Saved entries:
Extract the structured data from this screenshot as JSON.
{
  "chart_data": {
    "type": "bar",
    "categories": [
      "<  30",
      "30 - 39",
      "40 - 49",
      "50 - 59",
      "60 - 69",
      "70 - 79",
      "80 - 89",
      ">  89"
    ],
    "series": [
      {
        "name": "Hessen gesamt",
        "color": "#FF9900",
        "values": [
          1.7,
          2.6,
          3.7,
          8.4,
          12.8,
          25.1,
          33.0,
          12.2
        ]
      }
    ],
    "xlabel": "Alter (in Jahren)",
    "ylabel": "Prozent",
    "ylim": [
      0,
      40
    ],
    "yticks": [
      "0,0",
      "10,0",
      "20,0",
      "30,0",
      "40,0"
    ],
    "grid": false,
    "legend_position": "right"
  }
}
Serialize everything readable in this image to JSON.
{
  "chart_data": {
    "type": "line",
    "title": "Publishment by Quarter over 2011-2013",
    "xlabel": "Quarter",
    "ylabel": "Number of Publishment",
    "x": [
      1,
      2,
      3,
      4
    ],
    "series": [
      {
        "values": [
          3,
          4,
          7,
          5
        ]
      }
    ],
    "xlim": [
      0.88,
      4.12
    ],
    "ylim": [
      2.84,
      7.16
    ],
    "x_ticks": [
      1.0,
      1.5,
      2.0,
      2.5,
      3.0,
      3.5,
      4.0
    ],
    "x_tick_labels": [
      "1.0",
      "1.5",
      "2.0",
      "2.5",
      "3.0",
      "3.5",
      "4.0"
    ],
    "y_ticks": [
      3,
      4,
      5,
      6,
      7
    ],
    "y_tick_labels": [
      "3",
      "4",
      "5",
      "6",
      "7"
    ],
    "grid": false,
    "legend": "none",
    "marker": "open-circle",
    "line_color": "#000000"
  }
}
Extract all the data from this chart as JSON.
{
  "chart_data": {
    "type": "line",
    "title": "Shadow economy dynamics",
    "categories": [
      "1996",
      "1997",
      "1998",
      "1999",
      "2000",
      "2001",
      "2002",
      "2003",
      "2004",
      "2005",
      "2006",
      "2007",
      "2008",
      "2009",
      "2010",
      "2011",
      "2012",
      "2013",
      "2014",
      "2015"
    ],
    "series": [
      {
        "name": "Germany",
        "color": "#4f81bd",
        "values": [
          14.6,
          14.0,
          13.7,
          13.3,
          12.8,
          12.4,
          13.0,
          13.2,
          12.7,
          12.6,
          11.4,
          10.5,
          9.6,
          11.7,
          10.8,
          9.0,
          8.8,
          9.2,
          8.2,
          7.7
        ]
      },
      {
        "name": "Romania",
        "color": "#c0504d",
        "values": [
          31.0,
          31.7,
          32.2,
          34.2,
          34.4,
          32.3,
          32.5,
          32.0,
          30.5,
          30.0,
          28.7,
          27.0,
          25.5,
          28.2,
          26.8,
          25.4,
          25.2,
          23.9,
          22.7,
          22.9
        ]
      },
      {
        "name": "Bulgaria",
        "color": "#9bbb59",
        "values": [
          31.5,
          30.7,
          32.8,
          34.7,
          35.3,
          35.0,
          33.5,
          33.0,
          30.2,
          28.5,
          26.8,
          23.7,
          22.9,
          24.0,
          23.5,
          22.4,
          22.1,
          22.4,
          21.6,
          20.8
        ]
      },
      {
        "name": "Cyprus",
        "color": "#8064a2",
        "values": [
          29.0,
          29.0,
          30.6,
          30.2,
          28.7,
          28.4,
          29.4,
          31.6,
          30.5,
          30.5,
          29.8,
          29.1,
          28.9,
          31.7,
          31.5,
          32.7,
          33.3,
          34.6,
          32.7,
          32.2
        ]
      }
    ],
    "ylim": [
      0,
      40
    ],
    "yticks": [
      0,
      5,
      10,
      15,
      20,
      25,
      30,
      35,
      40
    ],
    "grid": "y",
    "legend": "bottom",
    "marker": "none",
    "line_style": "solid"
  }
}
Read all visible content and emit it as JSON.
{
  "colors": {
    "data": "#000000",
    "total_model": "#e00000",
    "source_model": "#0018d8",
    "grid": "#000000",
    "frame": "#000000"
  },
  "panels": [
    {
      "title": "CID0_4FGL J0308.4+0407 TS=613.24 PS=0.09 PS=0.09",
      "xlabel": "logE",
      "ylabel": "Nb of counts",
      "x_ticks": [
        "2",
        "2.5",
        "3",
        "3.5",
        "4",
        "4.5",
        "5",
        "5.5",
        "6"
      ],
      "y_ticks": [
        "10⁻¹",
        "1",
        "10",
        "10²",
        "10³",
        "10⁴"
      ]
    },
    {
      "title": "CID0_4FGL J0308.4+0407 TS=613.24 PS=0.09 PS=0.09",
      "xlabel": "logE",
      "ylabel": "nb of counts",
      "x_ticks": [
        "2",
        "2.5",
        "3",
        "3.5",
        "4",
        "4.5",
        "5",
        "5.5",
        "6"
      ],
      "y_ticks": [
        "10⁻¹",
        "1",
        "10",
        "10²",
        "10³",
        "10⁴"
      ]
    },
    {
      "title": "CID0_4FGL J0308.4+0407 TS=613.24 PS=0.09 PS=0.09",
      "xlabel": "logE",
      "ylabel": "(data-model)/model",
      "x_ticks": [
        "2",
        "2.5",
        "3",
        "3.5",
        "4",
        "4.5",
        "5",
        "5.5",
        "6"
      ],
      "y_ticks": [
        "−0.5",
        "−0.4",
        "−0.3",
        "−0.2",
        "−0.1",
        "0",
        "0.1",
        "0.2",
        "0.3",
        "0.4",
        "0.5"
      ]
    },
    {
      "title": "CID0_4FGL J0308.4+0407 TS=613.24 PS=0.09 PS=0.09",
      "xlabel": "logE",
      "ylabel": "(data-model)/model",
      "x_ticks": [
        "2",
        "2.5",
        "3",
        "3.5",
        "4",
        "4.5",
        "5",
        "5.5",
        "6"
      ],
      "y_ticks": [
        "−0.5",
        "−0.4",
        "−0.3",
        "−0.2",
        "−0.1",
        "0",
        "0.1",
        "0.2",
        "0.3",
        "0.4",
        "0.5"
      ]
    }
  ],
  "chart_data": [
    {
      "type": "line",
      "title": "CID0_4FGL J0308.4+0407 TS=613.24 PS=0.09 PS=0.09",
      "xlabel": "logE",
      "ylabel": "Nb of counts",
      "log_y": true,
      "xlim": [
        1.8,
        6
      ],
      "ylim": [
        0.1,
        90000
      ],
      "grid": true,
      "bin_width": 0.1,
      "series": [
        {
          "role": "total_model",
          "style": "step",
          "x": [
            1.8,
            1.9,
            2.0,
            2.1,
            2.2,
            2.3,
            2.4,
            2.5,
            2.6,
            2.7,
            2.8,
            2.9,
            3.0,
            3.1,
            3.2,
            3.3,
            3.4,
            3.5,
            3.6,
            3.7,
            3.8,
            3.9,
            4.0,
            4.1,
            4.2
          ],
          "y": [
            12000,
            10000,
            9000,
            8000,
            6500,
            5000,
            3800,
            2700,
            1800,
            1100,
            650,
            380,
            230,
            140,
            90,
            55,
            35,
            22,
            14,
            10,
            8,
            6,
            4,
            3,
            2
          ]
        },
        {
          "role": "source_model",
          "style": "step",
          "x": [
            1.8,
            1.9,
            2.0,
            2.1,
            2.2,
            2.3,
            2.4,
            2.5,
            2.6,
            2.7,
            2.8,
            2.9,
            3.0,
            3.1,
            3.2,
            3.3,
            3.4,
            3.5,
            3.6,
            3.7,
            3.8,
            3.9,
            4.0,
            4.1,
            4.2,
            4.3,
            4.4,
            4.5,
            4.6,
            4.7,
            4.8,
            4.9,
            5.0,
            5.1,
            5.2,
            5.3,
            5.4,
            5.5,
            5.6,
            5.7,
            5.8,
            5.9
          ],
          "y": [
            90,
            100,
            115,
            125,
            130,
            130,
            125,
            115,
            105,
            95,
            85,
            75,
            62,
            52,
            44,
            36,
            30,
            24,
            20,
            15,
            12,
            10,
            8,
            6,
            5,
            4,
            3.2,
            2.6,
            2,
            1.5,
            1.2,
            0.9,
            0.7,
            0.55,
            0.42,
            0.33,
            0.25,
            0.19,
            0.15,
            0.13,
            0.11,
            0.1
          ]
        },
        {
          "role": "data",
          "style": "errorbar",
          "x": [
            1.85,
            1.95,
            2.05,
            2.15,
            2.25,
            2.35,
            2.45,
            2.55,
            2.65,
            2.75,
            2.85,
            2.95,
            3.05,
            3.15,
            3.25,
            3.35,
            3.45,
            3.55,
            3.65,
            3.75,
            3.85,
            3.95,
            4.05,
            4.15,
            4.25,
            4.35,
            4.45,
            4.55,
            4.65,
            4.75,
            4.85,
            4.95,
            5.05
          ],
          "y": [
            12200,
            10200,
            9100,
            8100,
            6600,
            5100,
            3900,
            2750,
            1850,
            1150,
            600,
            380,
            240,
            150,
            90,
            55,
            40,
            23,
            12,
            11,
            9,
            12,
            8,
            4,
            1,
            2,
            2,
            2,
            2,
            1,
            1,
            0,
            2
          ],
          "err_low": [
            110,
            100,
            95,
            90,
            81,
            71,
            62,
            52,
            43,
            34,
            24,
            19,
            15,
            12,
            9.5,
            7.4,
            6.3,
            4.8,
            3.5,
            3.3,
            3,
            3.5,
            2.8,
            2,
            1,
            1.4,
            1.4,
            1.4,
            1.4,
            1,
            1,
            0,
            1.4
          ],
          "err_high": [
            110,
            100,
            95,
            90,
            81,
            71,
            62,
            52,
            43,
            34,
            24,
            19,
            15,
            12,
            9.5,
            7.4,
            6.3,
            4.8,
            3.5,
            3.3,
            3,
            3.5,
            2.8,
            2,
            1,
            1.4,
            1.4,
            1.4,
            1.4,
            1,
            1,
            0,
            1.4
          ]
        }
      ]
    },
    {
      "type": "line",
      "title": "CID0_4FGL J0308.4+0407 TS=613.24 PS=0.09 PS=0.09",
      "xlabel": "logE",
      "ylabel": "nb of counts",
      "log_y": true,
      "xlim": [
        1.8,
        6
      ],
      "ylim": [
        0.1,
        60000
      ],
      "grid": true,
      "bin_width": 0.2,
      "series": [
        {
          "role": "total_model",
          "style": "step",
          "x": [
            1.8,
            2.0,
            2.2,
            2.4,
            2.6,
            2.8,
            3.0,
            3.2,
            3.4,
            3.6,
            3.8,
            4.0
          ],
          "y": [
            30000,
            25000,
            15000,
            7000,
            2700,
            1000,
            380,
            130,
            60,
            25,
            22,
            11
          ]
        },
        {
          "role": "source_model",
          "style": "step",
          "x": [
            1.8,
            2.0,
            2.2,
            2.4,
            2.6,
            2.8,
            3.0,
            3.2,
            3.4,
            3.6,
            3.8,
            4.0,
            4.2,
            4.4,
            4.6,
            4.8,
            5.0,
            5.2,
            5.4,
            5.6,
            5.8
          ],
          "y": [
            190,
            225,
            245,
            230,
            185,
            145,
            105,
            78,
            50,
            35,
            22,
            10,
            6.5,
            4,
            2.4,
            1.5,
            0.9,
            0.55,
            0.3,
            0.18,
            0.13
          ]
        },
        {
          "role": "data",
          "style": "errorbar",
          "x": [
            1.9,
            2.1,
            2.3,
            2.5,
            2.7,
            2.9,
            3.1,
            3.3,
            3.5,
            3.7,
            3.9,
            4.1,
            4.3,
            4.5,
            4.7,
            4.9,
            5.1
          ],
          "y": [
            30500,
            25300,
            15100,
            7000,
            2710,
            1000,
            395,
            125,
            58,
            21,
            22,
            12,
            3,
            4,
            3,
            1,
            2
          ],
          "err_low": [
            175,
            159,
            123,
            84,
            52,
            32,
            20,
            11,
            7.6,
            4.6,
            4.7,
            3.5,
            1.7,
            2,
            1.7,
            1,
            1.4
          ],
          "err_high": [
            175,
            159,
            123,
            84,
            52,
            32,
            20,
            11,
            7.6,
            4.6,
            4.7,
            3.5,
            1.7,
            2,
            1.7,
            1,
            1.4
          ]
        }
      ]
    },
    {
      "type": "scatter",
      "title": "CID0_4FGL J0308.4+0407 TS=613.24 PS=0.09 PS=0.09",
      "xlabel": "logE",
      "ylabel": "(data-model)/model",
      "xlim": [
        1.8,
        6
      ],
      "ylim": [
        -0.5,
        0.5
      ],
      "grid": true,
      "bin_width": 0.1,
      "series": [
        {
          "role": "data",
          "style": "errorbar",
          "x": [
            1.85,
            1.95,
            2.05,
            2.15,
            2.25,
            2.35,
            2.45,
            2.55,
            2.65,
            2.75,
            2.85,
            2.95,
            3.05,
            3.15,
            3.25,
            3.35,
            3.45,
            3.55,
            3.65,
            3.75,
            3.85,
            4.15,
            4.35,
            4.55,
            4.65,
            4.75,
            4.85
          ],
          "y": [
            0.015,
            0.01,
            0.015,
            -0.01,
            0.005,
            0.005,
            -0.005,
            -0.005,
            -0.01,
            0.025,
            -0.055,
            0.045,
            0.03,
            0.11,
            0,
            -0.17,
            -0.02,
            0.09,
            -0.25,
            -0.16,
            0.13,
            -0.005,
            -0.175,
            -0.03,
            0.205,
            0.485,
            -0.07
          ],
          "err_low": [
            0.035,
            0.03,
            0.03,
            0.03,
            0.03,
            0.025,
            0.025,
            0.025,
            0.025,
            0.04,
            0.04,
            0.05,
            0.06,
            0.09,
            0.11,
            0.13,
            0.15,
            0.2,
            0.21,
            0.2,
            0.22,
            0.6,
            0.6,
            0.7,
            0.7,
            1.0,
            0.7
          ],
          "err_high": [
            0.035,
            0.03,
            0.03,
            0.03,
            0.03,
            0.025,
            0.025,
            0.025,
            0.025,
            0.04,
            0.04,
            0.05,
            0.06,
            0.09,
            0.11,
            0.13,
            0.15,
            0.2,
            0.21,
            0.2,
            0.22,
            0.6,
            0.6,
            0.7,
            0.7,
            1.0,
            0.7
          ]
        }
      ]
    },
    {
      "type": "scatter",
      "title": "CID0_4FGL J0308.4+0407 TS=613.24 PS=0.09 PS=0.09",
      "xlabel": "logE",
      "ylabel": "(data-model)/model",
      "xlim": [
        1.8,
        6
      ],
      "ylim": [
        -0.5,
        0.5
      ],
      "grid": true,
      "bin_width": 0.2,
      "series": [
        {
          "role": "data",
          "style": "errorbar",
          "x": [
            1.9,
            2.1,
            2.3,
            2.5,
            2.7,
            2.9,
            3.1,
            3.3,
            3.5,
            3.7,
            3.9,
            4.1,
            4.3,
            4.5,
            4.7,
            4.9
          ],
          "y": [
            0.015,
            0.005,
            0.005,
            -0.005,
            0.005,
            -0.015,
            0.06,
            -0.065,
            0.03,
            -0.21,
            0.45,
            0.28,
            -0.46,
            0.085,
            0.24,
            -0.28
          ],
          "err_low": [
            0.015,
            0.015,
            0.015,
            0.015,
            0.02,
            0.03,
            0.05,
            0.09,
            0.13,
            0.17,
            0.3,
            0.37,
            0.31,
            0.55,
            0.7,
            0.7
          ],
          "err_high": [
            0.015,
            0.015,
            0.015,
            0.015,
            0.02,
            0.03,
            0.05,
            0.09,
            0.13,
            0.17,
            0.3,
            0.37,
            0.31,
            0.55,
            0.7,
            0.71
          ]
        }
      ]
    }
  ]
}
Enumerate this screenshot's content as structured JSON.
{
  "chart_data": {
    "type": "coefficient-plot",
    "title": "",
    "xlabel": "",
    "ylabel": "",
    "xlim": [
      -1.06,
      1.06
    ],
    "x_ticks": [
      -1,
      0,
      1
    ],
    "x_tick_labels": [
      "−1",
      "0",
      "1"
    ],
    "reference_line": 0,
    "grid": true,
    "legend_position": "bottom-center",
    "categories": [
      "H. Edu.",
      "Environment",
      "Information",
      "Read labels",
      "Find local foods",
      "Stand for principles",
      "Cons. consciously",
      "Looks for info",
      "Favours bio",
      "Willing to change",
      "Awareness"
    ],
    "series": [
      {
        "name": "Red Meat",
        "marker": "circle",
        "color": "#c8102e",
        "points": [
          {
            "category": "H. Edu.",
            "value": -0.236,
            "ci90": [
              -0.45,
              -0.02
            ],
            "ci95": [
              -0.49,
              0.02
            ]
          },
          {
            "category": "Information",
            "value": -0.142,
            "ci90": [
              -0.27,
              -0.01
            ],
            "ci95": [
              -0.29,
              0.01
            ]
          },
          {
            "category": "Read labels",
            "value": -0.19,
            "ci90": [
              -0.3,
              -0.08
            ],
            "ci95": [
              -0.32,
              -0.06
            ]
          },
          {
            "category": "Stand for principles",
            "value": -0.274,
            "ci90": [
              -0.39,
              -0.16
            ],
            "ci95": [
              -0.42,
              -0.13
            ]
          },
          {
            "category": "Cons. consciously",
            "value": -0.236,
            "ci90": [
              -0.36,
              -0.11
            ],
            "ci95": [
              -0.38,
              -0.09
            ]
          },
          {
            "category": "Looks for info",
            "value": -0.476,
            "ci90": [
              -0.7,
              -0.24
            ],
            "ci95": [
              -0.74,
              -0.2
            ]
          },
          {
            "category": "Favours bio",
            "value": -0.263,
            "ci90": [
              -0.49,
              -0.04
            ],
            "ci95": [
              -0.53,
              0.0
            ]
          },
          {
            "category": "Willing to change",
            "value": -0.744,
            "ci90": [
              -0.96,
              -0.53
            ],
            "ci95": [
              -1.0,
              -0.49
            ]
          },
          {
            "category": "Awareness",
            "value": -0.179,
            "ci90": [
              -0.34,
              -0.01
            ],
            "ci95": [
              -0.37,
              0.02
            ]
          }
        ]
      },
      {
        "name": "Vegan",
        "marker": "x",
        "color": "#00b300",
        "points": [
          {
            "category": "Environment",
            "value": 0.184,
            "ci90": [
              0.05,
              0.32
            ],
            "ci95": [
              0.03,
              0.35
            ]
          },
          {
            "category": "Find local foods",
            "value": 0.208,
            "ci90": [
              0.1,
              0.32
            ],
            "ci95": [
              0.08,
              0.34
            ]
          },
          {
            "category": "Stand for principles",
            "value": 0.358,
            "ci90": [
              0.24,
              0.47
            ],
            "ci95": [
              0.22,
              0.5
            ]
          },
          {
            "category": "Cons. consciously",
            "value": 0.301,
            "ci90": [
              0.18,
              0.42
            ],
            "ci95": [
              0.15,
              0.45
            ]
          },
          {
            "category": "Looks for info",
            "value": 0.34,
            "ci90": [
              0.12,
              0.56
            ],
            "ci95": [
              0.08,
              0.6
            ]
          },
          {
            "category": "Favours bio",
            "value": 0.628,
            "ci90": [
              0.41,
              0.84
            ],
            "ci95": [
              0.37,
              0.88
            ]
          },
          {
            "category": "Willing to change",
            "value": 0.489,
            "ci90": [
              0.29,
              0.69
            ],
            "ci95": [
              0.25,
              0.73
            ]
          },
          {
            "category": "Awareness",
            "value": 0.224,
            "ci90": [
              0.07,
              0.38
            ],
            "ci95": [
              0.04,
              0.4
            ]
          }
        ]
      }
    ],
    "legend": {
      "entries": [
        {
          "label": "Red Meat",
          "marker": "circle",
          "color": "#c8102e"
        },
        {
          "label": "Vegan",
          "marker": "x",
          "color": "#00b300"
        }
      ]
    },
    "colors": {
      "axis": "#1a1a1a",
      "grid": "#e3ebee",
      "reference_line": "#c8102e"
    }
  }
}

* **Written problem**
Extract each line holding the string "content".

* **Solution**
Read all visible content and emit it as JSON.
Enumerate this screenshot's content as structured JSON.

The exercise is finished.